begin

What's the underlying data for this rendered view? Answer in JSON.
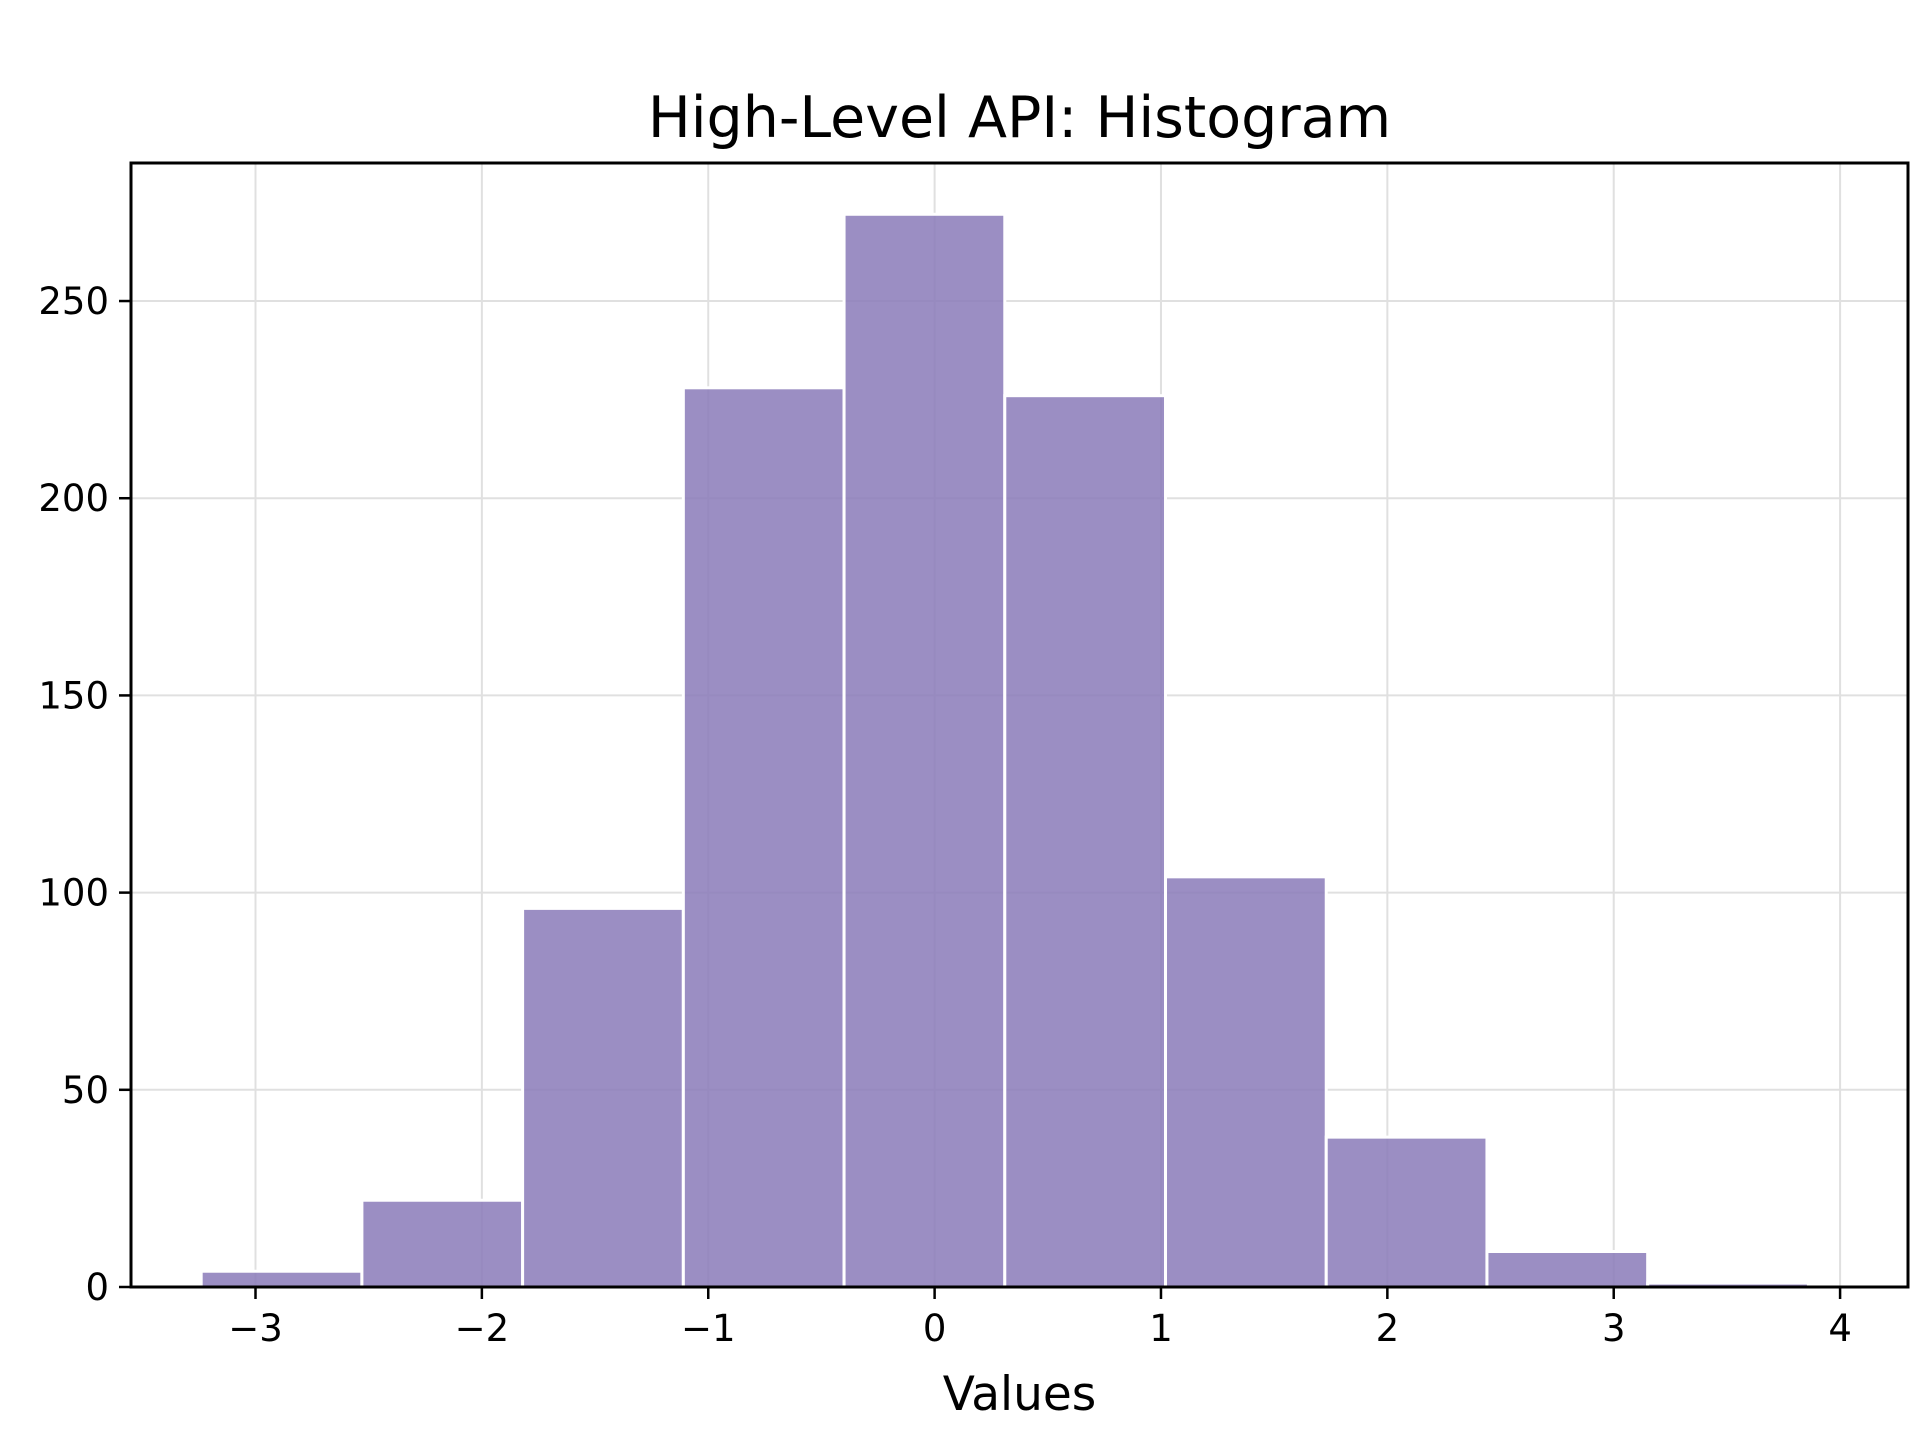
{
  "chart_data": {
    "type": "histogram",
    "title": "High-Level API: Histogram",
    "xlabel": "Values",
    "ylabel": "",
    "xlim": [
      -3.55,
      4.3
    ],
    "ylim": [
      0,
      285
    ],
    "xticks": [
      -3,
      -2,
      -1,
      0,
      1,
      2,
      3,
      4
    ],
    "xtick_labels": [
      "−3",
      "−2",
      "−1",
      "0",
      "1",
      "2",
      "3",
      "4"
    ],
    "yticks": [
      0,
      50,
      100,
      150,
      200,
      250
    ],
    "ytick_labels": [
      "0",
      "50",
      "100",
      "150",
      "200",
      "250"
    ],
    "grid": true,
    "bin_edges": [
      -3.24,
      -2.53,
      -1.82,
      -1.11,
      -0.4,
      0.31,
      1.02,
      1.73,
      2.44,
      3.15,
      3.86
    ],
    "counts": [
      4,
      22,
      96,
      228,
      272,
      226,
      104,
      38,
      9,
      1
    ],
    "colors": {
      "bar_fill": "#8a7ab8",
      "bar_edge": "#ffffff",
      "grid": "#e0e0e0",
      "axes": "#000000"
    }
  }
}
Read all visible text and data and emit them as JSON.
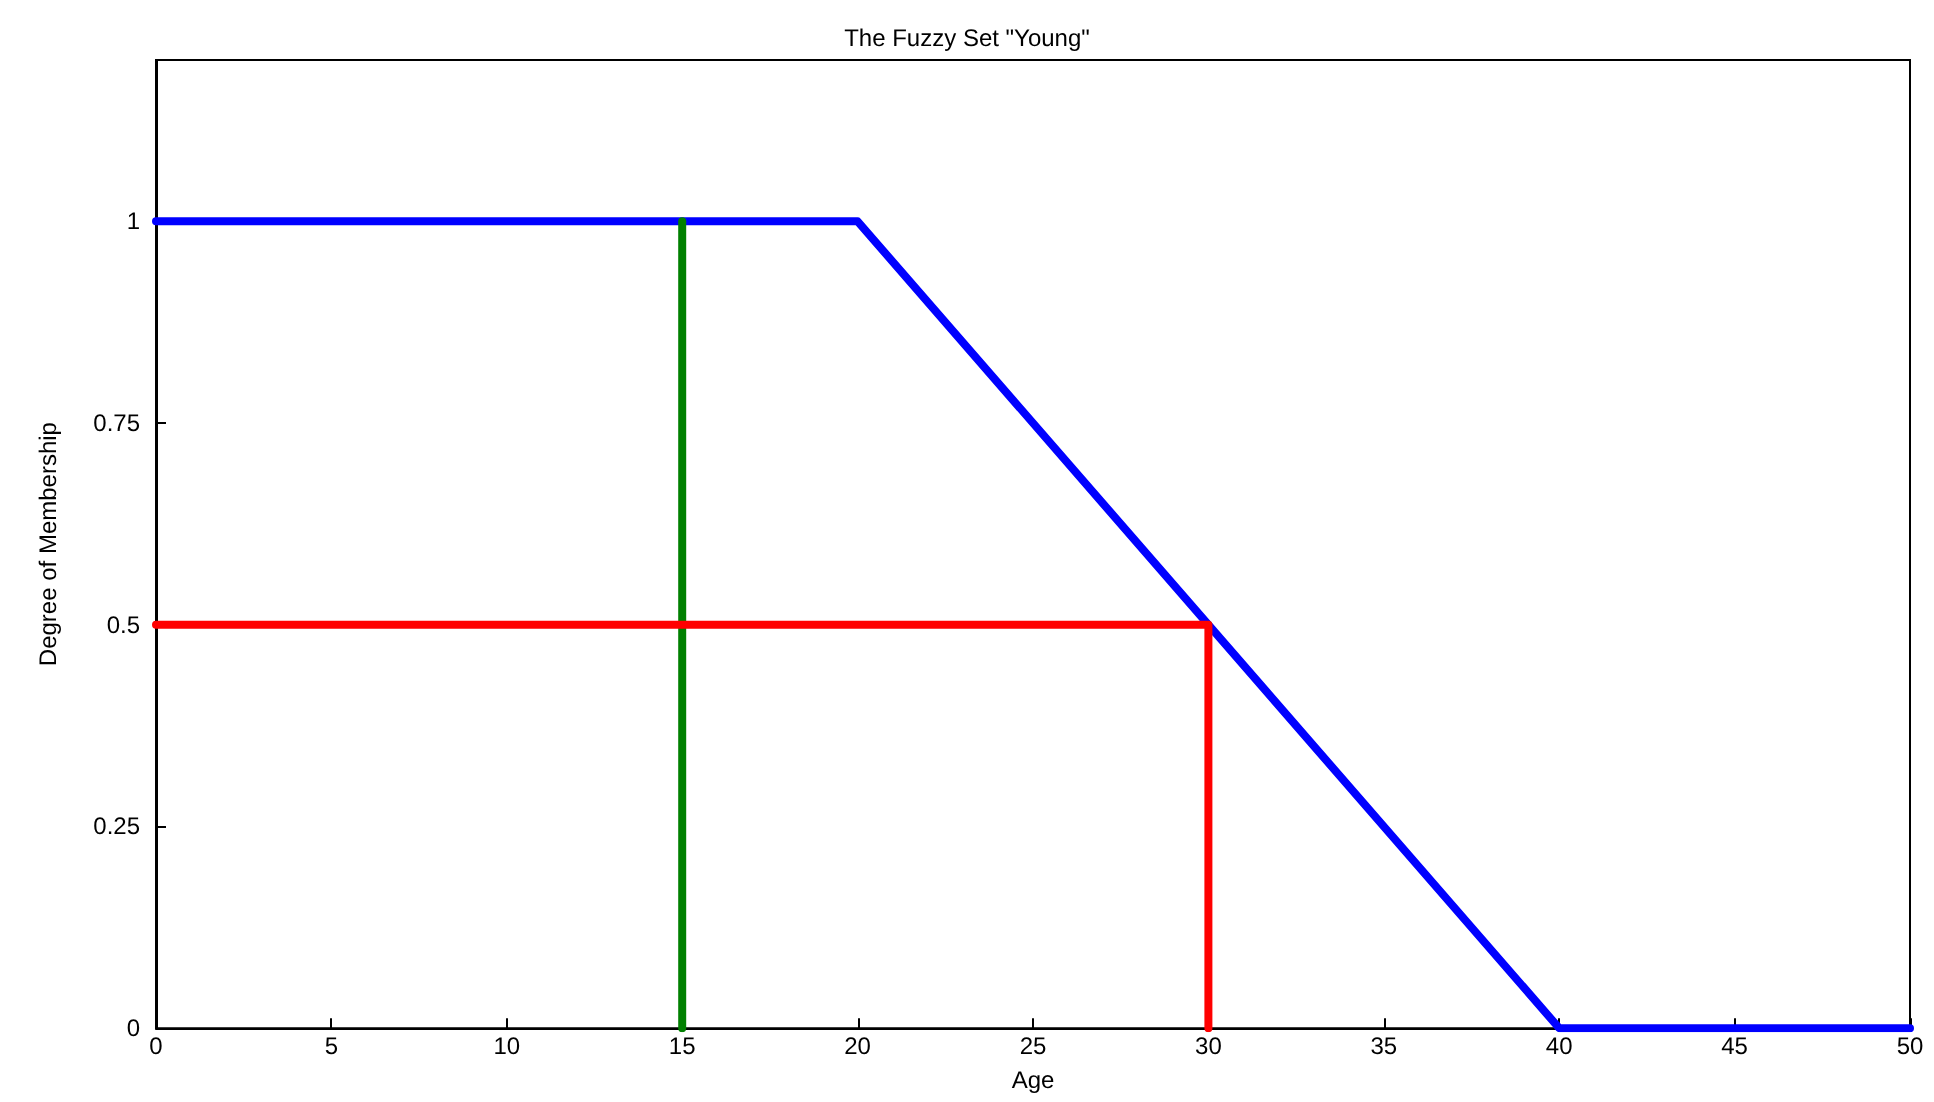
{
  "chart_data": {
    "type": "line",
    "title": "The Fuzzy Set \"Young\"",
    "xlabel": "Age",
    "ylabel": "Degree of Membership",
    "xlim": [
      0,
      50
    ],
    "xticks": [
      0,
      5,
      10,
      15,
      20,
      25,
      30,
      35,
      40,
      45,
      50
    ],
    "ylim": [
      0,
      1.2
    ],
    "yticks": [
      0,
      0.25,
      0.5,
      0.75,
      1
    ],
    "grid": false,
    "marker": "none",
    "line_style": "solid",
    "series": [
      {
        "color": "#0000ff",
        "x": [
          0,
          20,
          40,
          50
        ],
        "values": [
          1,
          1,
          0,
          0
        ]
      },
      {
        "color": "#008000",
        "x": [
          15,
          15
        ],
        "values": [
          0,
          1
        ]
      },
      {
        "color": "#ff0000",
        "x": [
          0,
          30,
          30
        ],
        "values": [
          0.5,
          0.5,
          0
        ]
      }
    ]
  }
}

end

STATED TASK
Locate "Read all visible" in the listing above, then print exactly the lines from that line through the final one, omitting all pictures.

TASK RESPONSE
Read all visible text and data and emit them as JSON.
{
  "chart_data": {
    "type": "line",
    "title": "The Fuzzy Set \"Young\"",
    "xlabel": "Age",
    "ylabel": "Degree of Membership",
    "xlim": [
      0,
      50
    ],
    "xticks": [
      0,
      5,
      10,
      15,
      20,
      25,
      30,
      35,
      40,
      45,
      50
    ],
    "ylim": [
      0,
      1.2
    ],
    "yticks": [
      0,
      0.25,
      0.5,
      0.75,
      1
    ],
    "grid": false,
    "marker": "none",
    "line_style": "solid",
    "series": [
      {
        "color": "#0000ff",
        "x": [
          0,
          20,
          40,
          50
        ],
        "values": [
          1,
          1,
          0,
          0
        ]
      },
      {
        "color": "#008000",
        "x": [
          15,
          15
        ],
        "values": [
          0,
          1
        ]
      },
      {
        "color": "#ff0000",
        "x": [
          0,
          30,
          30
        ],
        "values": [
          0.5,
          0.5,
          0
        ]
      }
    ]
  }
}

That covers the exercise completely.